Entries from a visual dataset
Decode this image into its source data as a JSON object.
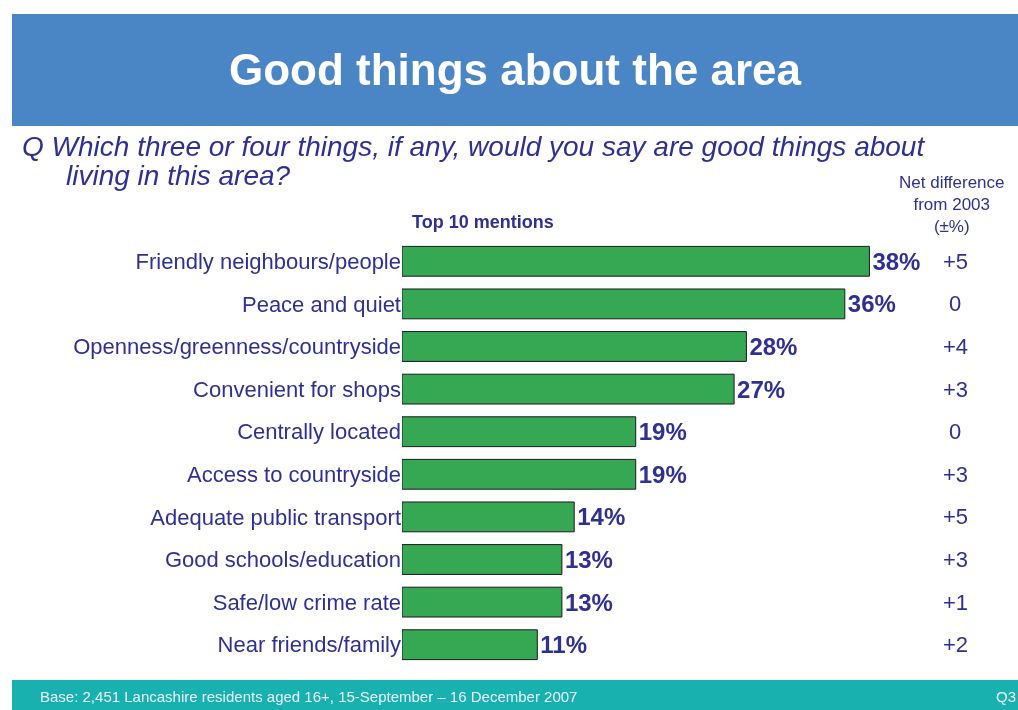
{
  "chart_data": {
    "type": "bar",
    "orientation": "horizontal",
    "title": "Good things about the area",
    "subtitle": "Q  Which three or four things, if any, would you say are good things about living in this area?",
    "categories": [
      "Friendly neighbours/people",
      "Peace and quiet",
      "Openness/greenness/countryside",
      "Convenient for shops",
      "Centrally located",
      "Access to countryside",
      "Adequate public transport",
      "Good schools/education",
      "Safe/low crime rate",
      "Near friends/family"
    ],
    "values": [
      38,
      36,
      28,
      27,
      19,
      19,
      14,
      13,
      13,
      11
    ],
    "value_labels": [
      "38%",
      "36%",
      "28%",
      "27%",
      "19%",
      "19%",
      "14%",
      "13%",
      "13%",
      "11%"
    ],
    "color": "#36a853",
    "tick_labels": "y",
    "grid": false,
    "legend": false,
    "annotations": [
      "Top 10 mentions",
      "Net difference from 2003 (±%)",
      "+5",
      "0",
      "+4",
      "+3",
      "0",
      "+3",
      "+5",
      "+3",
      "+1",
      "+2",
      "Base: 2,451 Lancashire residents aged 16+, 15-September – 16 December 2007",
      "Q3"
    ]
  }
}
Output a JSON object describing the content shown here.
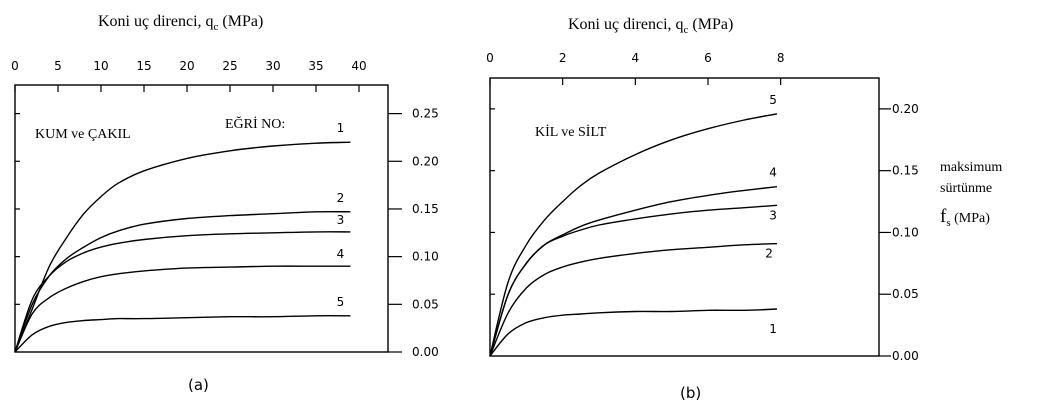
{
  "chart_data": [
    {
      "type": "line",
      "caption": "(a)",
      "title": "Koni uç direnci, q",
      "title_sub": "c",
      "title_unit": " (MPa)",
      "panel_label": "KUM ve ÇAKIL",
      "curve_label": "EĞRİ NO:",
      "x_ticks": [
        0,
        5,
        10,
        15,
        20,
        25,
        30,
        35,
        40
      ],
      "xlim": [
        0,
        40
      ],
      "y_ticks": [
        "0.00",
        "0.05",
        "0.10",
        "0.15",
        "0.20",
        "0.25"
      ],
      "ylim": [
        0,
        0.28
      ],
      "series": [
        {
          "name": "1",
          "x": [
            0,
            2,
            4,
            6,
            8,
            10,
            12,
            15,
            20,
            25,
            30,
            35,
            39
          ],
          "y": [
            0,
            0.045,
            0.09,
            0.12,
            0.145,
            0.163,
            0.177,
            0.19,
            0.203,
            0.211,
            0.216,
            0.219,
            0.22
          ]
        },
        {
          "name": "2",
          "x": [
            0,
            2,
            4,
            6,
            8,
            10,
            12,
            15,
            20,
            25,
            30,
            35,
            39
          ],
          "y": [
            0,
            0.05,
            0.08,
            0.098,
            0.11,
            0.12,
            0.127,
            0.134,
            0.14,
            0.143,
            0.145,
            0.147,
            0.147
          ]
        },
        {
          "name": "3",
          "x": [
            0,
            2,
            4,
            6,
            8,
            10,
            12,
            15,
            20,
            25,
            30,
            35,
            39
          ],
          "y": [
            0,
            0.055,
            0.08,
            0.095,
            0.104,
            0.11,
            0.114,
            0.118,
            0.122,
            0.124,
            0.125,
            0.126,
            0.126
          ]
        },
        {
          "name": "4",
          "x": [
            0,
            2,
            4,
            6,
            8,
            10,
            12,
            15,
            20,
            25,
            30,
            35,
            39
          ],
          "y": [
            0,
            0.04,
            0.057,
            0.067,
            0.074,
            0.079,
            0.082,
            0.085,
            0.088,
            0.089,
            0.09,
            0.09,
            0.09
          ]
        },
        {
          "name": "5",
          "x": [
            0,
            2,
            4,
            6,
            8,
            10,
            12,
            15,
            20,
            25,
            30,
            35,
            39
          ],
          "y": [
            0,
            0.018,
            0.027,
            0.031,
            0.033,
            0.034,
            0.035,
            0.035,
            0.036,
            0.037,
            0.037,
            0.038,
            0.038
          ]
        }
      ]
    },
    {
      "type": "line",
      "caption": "(b)",
      "title": "Koni uç direnci, q",
      "title_sub": "c",
      "title_unit": " (MPa)",
      "panel_label": "KİL ve SİLT",
      "x_ticks": [
        0,
        2,
        4,
        6,
        8
      ],
      "xlim": [
        0,
        9
      ],
      "y_ticks": [
        "0.00",
        "0.05",
        "0.10",
        "0.15",
        "0.20"
      ],
      "ylim": [
        0,
        0.225
      ],
      "ylabel_line1": "maksimum",
      "ylabel_line2": "sürtünme",
      "ylabel_sym": "f",
      "ylabel_sub": "s",
      "ylabel_unit": " (MPa)",
      "series": [
        {
          "name": "5",
          "x": [
            0,
            0.5,
            1,
            1.5,
            2,
            2.5,
            3,
            4,
            5,
            6,
            7,
            7.9
          ],
          "y": [
            0,
            0.06,
            0.09,
            0.11,
            0.125,
            0.138,
            0.148,
            0.163,
            0.175,
            0.184,
            0.191,
            0.196
          ]
        },
        {
          "name": "4",
          "x": [
            0,
            0.5,
            1,
            1.5,
            2,
            2.5,
            3,
            4,
            5,
            6,
            7,
            7.9
          ],
          "y": [
            0,
            0.05,
            0.075,
            0.09,
            0.098,
            0.105,
            0.11,
            0.118,
            0.125,
            0.13,
            0.134,
            0.137
          ]
        },
        {
          "name": "3",
          "x": [
            0,
            0.5,
            1,
            1.5,
            2,
            2.5,
            3,
            4,
            5,
            6,
            7,
            7.9
          ],
          "y": [
            0,
            0.05,
            0.075,
            0.09,
            0.097,
            0.102,
            0.106,
            0.111,
            0.115,
            0.118,
            0.12,
            0.122
          ]
        },
        {
          "name": "2",
          "x": [
            0,
            0.5,
            1,
            1.5,
            2,
            2.5,
            3,
            4,
            5,
            6,
            7,
            7.9
          ],
          "y": [
            0,
            0.035,
            0.055,
            0.066,
            0.072,
            0.076,
            0.079,
            0.083,
            0.086,
            0.088,
            0.09,
            0.091
          ]
        },
        {
          "name": "1",
          "x": [
            0,
            0.5,
            1,
            1.5,
            2,
            2.5,
            3,
            4,
            5,
            6,
            7,
            7.9
          ],
          "y": [
            0,
            0.018,
            0.027,
            0.031,
            0.033,
            0.034,
            0.035,
            0.036,
            0.036,
            0.037,
            0.037,
            0.038
          ]
        }
      ]
    }
  ]
}
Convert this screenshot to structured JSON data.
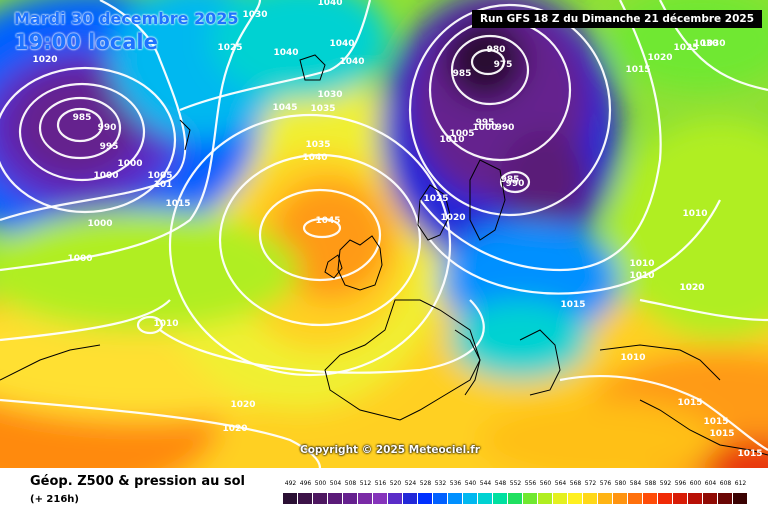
{
  "map": {
    "date_label": "Mardi 30 decembre 2025",
    "time_label": "19:00 locale",
    "run_label": "Run GFS 18 Z du Dimanche 21 décembre 2025",
    "copyright": "Copyright © 2025 Meteociel.fr",
    "pressure_labels": [
      "1040",
      "1030",
      "1020",
      "1025",
      "1040",
      "1040",
      "1040",
      "1045",
      "1035",
      "1030",
      "1035",
      "1040",
      "985",
      "990",
      "995",
      "1000",
      "1000",
      "1005",
      "101",
      "1015",
      "1000",
      "1000",
      "1010",
      "1045",
      "1025",
      "1020",
      "1030",
      "980",
      "975",
      "985",
      "1010",
      "1005",
      "1000",
      "995",
      "990",
      "985",
      "990",
      "1025",
      "1020",
      "1030",
      "1015",
      "1020",
      "1010",
      "1010",
      "1010",
      "1020",
      "1015",
      "1010",
      "1015",
      "1015",
      "1015",
      "1015",
      "1020",
      "1020"
    ],
    "features": {
      "lows": [
        "Low pressure over Labrador Sea",
        "Low pressure over Scandinavia",
        "Low pressure over the Baltic"
      ],
      "highs": [
        "High pressure west of Ireland"
      ]
    }
  },
  "legend": {
    "title": "Géop. Z500 & pression au sol",
    "subtitle": "(+ 216h)",
    "labels": [
      "492",
      "496",
      "500",
      "504",
      "508",
      "512",
      "516",
      "520",
      "524",
      "528",
      "532",
      "536",
      "540",
      "544",
      "548",
      "552",
      "556",
      "560",
      "564",
      "568",
      "572",
      "576",
      "580",
      "584",
      "588",
      "592",
      "596",
      "600",
      "604",
      "608",
      "612"
    ],
    "colors": [
      "#2a0f33",
      "#3c1248",
      "#4d1760",
      "#5a1a78",
      "#65208e",
      "#7a2aa6",
      "#8533bb",
      "#5a2cc8",
      "#2228d8",
      "#0030ff",
      "#0060ff",
      "#0090ff",
      "#00b8f0",
      "#00d2d2",
      "#00e0a0",
      "#20e060",
      "#70e830",
      "#b0ee20",
      "#e4f020",
      "#fff020",
      "#ffd818",
      "#ffb414",
      "#ff9410",
      "#ff700c",
      "#ff4c08",
      "#f02a06",
      "#d81c06",
      "#b81006",
      "#900a04",
      "#6a0604",
      "#3a0202"
    ]
  }
}
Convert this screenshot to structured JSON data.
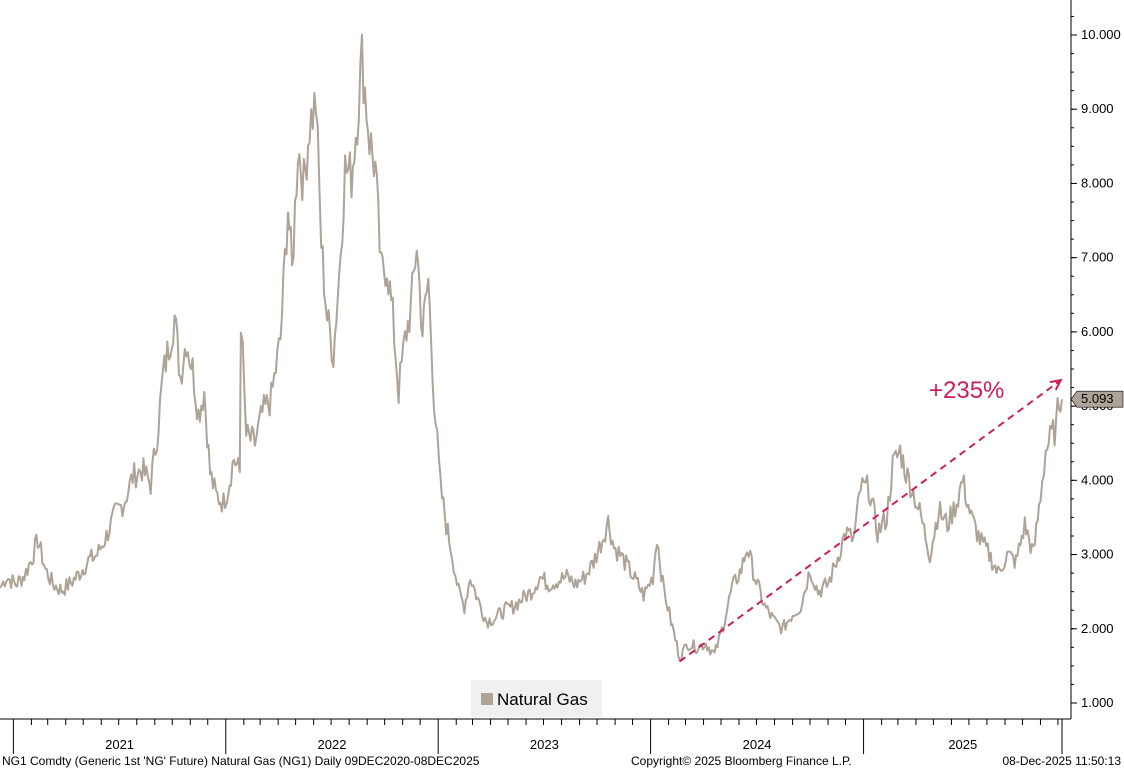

• [Goal]
Copy every line of the listing where the word "things" appears.

• [Solution to this exercise]
    "title": "Good things about the area",
    "subtitle": "Q  Which three or four things, if any, would you say are good things about living in this area?",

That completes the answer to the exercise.